Reproduce all of the rows below, substituting "affiliation-line" for every occurrence of "author-affiliation". Keep everything else the same.

Element and coordinate records
[BEGIN]
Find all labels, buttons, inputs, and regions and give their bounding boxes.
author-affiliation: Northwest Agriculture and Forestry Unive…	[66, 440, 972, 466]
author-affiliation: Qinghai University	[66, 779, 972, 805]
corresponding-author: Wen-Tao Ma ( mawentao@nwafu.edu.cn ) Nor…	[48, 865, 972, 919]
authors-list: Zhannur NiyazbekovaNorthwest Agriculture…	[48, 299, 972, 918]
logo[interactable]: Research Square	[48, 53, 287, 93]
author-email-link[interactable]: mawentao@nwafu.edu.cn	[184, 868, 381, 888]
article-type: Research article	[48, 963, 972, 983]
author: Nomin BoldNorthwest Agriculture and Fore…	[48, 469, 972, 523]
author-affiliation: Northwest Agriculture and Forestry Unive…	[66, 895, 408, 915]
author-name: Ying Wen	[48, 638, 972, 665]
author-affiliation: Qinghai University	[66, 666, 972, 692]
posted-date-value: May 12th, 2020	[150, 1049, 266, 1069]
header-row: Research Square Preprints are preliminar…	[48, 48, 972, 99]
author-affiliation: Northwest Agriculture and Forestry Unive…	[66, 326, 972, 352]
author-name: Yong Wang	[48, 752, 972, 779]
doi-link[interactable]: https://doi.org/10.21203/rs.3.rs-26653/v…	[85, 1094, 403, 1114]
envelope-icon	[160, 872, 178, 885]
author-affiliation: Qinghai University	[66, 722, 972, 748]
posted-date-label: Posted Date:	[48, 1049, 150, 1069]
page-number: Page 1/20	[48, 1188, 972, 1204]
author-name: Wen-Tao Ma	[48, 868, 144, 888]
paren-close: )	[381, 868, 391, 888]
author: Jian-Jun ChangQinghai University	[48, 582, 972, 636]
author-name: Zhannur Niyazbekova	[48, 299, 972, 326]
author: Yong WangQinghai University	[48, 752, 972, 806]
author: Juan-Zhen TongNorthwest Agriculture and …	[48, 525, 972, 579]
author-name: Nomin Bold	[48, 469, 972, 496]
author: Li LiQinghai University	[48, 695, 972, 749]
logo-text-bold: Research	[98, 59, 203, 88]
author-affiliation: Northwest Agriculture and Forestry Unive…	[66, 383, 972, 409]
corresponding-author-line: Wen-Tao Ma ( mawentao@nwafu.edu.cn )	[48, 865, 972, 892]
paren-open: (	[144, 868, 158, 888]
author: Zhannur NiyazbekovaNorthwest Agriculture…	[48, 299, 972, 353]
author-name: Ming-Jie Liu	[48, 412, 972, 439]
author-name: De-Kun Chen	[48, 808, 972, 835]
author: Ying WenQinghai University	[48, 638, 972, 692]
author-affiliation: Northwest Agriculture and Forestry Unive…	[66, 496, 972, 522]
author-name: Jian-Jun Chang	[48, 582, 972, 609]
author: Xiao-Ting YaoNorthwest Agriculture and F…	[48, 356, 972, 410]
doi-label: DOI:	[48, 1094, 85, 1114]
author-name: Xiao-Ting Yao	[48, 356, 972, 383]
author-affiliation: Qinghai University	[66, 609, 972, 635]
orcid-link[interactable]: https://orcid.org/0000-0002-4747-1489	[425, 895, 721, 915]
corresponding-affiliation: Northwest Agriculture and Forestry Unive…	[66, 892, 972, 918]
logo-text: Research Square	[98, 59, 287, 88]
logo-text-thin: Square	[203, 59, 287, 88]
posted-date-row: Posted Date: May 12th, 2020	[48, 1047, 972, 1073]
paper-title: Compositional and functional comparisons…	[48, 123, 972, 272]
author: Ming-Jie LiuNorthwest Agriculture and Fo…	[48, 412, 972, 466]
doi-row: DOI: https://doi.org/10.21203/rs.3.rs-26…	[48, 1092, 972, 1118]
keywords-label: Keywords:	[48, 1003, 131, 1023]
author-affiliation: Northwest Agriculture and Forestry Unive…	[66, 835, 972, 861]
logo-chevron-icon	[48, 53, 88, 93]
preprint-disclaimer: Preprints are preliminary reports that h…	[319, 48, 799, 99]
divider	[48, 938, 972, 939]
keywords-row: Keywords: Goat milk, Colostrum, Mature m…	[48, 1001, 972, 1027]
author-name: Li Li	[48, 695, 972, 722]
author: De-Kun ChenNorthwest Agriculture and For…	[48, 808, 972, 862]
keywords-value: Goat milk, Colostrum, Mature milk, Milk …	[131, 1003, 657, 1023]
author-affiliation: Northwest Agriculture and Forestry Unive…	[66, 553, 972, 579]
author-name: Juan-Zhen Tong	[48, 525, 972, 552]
[END]
> _CORRECT ANSWER_
Find all labels, buttons, inputs, and regions and give their bounding boxes.
affiliation-line: Northwest Agriculture and Forestry Unive…	[66, 440, 972, 466]
affiliation-line: Qinghai University	[66, 779, 972, 805]
corresponding-author: Wen-Tao Ma ( mawentao@nwafu.edu.cn ) Nor…	[48, 865, 972, 919]
authors-list: Zhannur NiyazbekovaNorthwest Agriculture…	[48, 299, 972, 918]
logo[interactable]: Research Square	[48, 53, 287, 93]
author-email-link[interactable]: mawentao@nwafu.edu.cn	[184, 868, 381, 888]
article-type: Research article	[48, 963, 972, 983]
author: Nomin BoldNorthwest Agriculture and Fore…	[48, 469, 972, 523]
affiliation-line: Northwest Agriculture and Forestry Unive…	[66, 895, 408, 915]
author-name: Ying Wen	[48, 638, 972, 665]
affiliation-line: Qinghai University	[66, 666, 972, 692]
posted-date-value: May 12th, 2020	[150, 1049, 266, 1069]
header-row: Research Square Preprints are preliminar…	[48, 48, 972, 99]
affiliation-line: Northwest Agriculture and Forestry Unive…	[66, 326, 972, 352]
author-name: Yong Wang	[48, 752, 972, 779]
doi-link[interactable]: https://doi.org/10.21203/rs.3.rs-26653/v…	[85, 1094, 403, 1114]
envelope-icon	[160, 872, 178, 885]
affiliation-line: Qinghai University	[66, 722, 972, 748]
posted-date-label: Posted Date:	[48, 1049, 150, 1069]
page-number: Page 1/20	[48, 1188, 972, 1204]
author-name: Wen-Tao Ma	[48, 868, 144, 888]
paren-close: )	[381, 868, 391, 888]
author: Jian-Jun ChangQinghai University	[48, 582, 972, 636]
author-name: Zhannur Niyazbekova	[48, 299, 972, 326]
author: Yong WangQinghai University	[48, 752, 972, 806]
author: Juan-Zhen TongNorthwest Agriculture and …	[48, 525, 972, 579]
author-name: Nomin Bold	[48, 469, 972, 496]
author: Li LiQinghai University	[48, 695, 972, 749]
logo-text-bold: Research	[98, 59, 203, 88]
affiliation-line: Northwest Agriculture and Forestry Unive…	[66, 383, 972, 409]
corresponding-author-line: Wen-Tao Ma ( mawentao@nwafu.edu.cn )	[48, 865, 972, 892]
paren-open: (	[144, 868, 158, 888]
author: Zhannur NiyazbekovaNorthwest Agriculture…	[48, 299, 972, 353]
author-name: Ming-Jie Liu	[48, 412, 972, 439]
author-name: De-Kun Chen	[48, 808, 972, 835]
author: Ying WenQinghai University	[48, 638, 972, 692]
affiliation-line: Northwest Agriculture and Forestry Unive…	[66, 496, 972, 522]
author-name: Jian-Jun Chang	[48, 582, 972, 609]
author: Xiao-Ting YaoNorthwest Agriculture and F…	[48, 356, 972, 410]
doi-label: DOI:	[48, 1094, 85, 1114]
author-name: Xiao-Ting Yao	[48, 356, 972, 383]
affiliation-line: Qinghai University	[66, 609, 972, 635]
orcid-link[interactable]: https://orcid.org/0000-0002-4747-1489	[425, 895, 721, 915]
corresponding-affiliation: Northwest Agriculture and Forestry Unive…	[66, 892, 972, 918]
logo-text: Research Square	[98, 59, 287, 88]
logo-text-thin: Square	[203, 59, 287, 88]
posted-date-row: Posted Date: May 12th, 2020	[48, 1047, 972, 1073]
paper-title: Compositional and functional comparisons…	[48, 123, 972, 272]
author: Ming-Jie LiuNorthwest Agriculture and Fo…	[48, 412, 972, 466]
doi-row: DOI: https://doi.org/10.21203/rs.3.rs-26…	[48, 1092, 972, 1118]
keywords-label: Keywords:	[48, 1003, 131, 1023]
affiliation-line: Northwest Agriculture and Forestry Unive…	[66, 835, 972, 861]
logo-chevron-icon	[48, 53, 88, 93]
preprint-disclaimer: Preprints are preliminary reports that h…	[319, 48, 799, 99]
divider	[48, 938, 972, 939]
keywords-row: Keywords: Goat milk, Colostrum, Mature m…	[48, 1001, 972, 1027]
author-name: Li Li	[48, 695, 972, 722]
author: De-Kun ChenNorthwest Agriculture and For…	[48, 808, 972, 862]
keywords-value: Goat milk, Colostrum, Mature milk, Milk …	[131, 1003, 657, 1023]
affiliation-line: Northwest Agriculture and Forestry Unive…	[66, 553, 972, 579]
author-name: Juan-Zhen Tong	[48, 525, 972, 552]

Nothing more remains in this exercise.